- WHAT IS NEEDED
Repeat the material exactly, leaving nothing out.

====================

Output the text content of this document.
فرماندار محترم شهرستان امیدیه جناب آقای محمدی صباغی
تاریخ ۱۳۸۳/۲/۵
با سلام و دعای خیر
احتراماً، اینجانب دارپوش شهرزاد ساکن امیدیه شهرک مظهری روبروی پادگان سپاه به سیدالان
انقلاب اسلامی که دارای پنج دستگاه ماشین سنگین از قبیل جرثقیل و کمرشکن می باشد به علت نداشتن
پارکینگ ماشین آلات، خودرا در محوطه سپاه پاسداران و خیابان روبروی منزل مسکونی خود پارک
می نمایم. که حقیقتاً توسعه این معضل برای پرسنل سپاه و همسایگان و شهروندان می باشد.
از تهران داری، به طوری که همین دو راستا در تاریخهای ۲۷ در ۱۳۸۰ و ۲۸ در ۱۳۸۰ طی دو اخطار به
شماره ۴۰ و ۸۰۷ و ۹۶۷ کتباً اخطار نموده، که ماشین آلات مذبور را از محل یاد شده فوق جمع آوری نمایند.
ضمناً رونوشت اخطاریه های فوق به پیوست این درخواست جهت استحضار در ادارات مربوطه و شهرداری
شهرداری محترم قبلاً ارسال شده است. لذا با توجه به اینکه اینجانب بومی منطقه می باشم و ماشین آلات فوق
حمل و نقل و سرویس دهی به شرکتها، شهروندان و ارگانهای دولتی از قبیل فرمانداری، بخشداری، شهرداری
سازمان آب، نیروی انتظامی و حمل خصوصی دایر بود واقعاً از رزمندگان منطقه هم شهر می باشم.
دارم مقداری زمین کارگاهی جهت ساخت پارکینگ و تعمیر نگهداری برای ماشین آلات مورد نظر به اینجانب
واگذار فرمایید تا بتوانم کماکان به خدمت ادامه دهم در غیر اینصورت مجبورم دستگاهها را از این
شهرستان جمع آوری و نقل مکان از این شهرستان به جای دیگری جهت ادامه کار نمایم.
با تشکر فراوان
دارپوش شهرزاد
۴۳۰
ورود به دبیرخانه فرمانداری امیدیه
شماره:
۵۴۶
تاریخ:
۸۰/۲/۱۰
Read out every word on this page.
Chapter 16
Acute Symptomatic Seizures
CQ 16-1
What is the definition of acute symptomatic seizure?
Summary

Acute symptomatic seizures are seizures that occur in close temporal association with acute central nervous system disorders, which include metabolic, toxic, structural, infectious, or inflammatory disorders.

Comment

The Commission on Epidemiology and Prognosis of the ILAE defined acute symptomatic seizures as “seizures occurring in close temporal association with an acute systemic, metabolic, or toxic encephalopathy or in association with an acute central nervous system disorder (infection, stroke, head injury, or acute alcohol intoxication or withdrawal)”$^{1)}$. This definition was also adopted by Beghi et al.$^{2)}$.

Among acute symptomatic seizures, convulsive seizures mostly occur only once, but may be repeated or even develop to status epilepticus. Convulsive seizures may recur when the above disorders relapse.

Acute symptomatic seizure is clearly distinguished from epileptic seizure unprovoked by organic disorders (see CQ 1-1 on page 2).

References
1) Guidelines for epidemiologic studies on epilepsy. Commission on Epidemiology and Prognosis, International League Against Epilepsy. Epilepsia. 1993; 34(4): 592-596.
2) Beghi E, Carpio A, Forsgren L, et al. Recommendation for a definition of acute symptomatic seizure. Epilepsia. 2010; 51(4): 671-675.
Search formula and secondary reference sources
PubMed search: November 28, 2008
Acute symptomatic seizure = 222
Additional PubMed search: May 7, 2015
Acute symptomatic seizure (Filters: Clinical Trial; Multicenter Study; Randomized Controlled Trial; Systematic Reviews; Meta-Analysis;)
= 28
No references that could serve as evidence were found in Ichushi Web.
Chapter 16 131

====================

- FINISHED TASK
Output the text content of this document.
فرماندار محترم شهرستان امیدیه جناب آقای محمدی صباغی
تاریخ ۱۳۸۳/۲/۵
با سلام و دعای خیر
احتراماً، اینجانب دارپوش شهرزاد ساکن امیدیه شهرک مظهری روبروی پادگان سپاه به سیدالان
انقلاب اسلامی که دارای پنج دستگاه ماشین سنگین از قبیل جرثقیل و کمرشکن می باشد به علت نداشتن
پارکینگ ماشین آلات، خودرا در محوطه سپاه پاسداران و خیابان روبروی منزل مسکونی خود پارک
می نمایم. که حقیقتاً توسعه این معضل برای پرسنل سپاه و همسایگان و شهروندان می باشد.
از تهران داری، به طوری که همین دو راستا در تاریخهای ۲۷ در ۱۳۸۰ و ۲۸ در ۱۳۸۰ طی دو اخطار به
شماره ۴۰ و ۸۰۷ و ۹۶۷ کتباً اخطار نموده، که ماشین آلات مذبور را از محل یاد شده فوق جمع آوری نمایند.
ضمناً رونوشت اخطاریه های فوق به پیوست این درخواست جهت استحضار در ادارات مربوطه و شهرداری
شهرداری محترم قبلاً ارسال شده است. لذا با توجه به اینکه اینجانب بومی منطقه می باشم و ماشین آلات فوق
حمل و نقل و سرویس دهی به شرکتها، شهروندان و ارگانهای دولتی از قبیل فرمانداری، بخشداری، شهرداری
سازمان آب، نیروی انتظامی و حمل خصوصی دایر بود واقعاً از رزمندگان منطقه هم شهر می باشم.
دارم مقداری زمین کارگاهی جهت ساخت پارکینگ و تعمیر نگهداری برای ماشین آلات مورد نظر به اینجانب
واگذار فرمایید تا بتوانم کماکان به خدمت ادامه دهم در غیر اینصورت مجبورم دستگاهها را از این
شهرستان جمع آوری و نقل مکان از این شهرستان به جای دیگری جهت ادامه کار نمایم.
با تشکر فراوان
دارپوش شهرزاد
۴۳۰
ورود به دبیرخانه فرمانداری امیدیه
شماره:
۵۴۶
تاریخ:
۸۰/۲/۱۰
Read out every word on this page.
Chapter 16
Acute Symptomatic Seizures
CQ 16-1
What is the definition of acute symptomatic seizure?
Summary

Acute symptomatic seizures are seizures that occur in close temporal association with acute central nervous system disorders, which include metabolic, toxic, structural, infectious, or inflammatory disorders.

Comment

The Commission on Epidemiology and Prognosis of the ILAE defined acute symptomatic seizures as “seizures occurring in close temporal association with an acute systemic, metabolic, or toxic encephalopathy or in association with an acute central nervous system disorder (infection, stroke, head injury, or acute alcohol intoxication or withdrawal)”$^{1)}$. This definition was also adopted by Beghi et al.$^{2)}$.

Among acute symptomatic seizures, convulsive seizures mostly occur only once, but may be repeated or even develop to status epilepticus. Convulsive seizures may recur when the above disorders relapse.

Acute symptomatic seizure is clearly distinguished from epileptic seizure unprovoked by organic disorders (see CQ 1-1 on page 2).

References
1) Guidelines for epidemiologic studies on epilepsy. Commission on Epidemiology and Prognosis, International League Against Epilepsy. Epilepsia. 1993; 34(4): 592-596.
2) Beghi E, Carpio A, Forsgren L, et al. Recommendation for a definition of acute symptomatic seizure. Epilepsia. 2010; 51(4): 671-675.
Search formula and secondary reference sources
PubMed search: November 28, 2008
Acute symptomatic seizure = 222
Additional PubMed search: May 7, 2015
Acute symptomatic seizure (Filters: Clinical Trial; Multicenter Study; Randomized Controlled Trial; Systematic Reviews; Meta-Analysis;)
= 28
No references that could serve as evidence were found in Ichushi Web.
Chapter 16 131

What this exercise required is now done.